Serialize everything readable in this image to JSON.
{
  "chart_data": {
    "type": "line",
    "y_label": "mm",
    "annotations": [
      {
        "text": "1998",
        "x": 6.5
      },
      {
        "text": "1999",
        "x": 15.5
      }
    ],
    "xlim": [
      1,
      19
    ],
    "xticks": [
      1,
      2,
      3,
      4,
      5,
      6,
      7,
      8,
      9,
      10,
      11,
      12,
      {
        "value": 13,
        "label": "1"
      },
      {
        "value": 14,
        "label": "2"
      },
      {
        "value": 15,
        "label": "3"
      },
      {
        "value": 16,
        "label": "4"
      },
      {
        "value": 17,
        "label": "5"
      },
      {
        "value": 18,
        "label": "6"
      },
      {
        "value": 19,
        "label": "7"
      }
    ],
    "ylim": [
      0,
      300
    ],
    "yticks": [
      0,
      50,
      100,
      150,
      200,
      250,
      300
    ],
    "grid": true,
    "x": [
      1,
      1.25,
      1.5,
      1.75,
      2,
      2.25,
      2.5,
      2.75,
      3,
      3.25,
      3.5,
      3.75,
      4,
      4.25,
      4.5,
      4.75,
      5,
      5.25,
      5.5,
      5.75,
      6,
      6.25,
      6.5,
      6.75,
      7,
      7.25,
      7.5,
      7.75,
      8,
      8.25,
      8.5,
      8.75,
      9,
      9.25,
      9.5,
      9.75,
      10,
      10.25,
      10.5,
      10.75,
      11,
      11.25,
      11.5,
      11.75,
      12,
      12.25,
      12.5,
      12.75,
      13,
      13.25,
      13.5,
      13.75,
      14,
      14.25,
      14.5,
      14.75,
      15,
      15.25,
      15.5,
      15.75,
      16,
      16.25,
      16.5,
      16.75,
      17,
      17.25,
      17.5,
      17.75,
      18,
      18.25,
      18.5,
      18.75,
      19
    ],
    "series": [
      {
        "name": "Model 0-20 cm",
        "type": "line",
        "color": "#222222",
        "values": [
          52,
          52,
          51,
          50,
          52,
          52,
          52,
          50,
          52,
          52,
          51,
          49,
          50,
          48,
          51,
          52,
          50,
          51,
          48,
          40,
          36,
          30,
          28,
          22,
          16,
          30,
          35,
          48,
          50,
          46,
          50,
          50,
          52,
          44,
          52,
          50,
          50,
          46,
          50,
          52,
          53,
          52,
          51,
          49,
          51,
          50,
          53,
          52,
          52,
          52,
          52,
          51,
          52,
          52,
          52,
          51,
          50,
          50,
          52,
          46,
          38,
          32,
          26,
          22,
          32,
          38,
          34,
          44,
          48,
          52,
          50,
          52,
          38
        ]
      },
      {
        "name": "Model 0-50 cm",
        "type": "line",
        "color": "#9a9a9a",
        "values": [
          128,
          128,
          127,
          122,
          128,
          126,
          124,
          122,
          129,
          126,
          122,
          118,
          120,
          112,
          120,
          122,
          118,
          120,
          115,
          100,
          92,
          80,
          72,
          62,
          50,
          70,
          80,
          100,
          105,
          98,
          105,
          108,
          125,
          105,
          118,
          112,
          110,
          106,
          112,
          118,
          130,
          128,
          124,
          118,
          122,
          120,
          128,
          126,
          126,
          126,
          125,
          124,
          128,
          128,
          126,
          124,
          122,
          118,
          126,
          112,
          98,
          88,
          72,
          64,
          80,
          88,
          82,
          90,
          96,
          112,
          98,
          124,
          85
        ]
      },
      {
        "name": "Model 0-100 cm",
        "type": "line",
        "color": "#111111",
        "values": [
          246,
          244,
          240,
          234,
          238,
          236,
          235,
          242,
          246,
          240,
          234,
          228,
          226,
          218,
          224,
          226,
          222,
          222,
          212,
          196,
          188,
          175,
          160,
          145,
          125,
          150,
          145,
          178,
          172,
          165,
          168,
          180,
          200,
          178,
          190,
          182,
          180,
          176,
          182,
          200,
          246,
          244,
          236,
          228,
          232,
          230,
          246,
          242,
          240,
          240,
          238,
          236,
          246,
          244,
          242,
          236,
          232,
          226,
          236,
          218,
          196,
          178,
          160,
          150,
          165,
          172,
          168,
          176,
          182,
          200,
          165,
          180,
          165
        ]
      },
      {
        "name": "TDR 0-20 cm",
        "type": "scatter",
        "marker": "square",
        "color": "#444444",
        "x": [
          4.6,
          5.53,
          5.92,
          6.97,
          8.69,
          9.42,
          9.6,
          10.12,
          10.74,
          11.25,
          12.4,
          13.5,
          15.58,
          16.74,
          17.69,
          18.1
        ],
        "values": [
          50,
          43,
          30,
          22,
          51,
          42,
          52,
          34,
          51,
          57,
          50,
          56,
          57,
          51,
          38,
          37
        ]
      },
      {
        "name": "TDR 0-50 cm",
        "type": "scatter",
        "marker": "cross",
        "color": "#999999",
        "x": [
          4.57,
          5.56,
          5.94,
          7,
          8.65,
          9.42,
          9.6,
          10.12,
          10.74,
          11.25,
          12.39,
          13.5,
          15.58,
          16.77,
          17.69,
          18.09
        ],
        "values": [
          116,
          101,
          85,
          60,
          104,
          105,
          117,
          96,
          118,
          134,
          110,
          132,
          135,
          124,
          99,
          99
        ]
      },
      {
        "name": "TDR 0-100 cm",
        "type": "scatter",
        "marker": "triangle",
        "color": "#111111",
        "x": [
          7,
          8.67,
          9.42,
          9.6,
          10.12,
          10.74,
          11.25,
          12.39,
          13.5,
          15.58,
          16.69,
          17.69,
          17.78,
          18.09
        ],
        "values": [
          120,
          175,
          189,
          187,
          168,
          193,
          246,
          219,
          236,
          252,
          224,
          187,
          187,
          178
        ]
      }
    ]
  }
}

__________________________________________________

Give the number of lines in the material above that have the word "name" in them, and nothing more.

6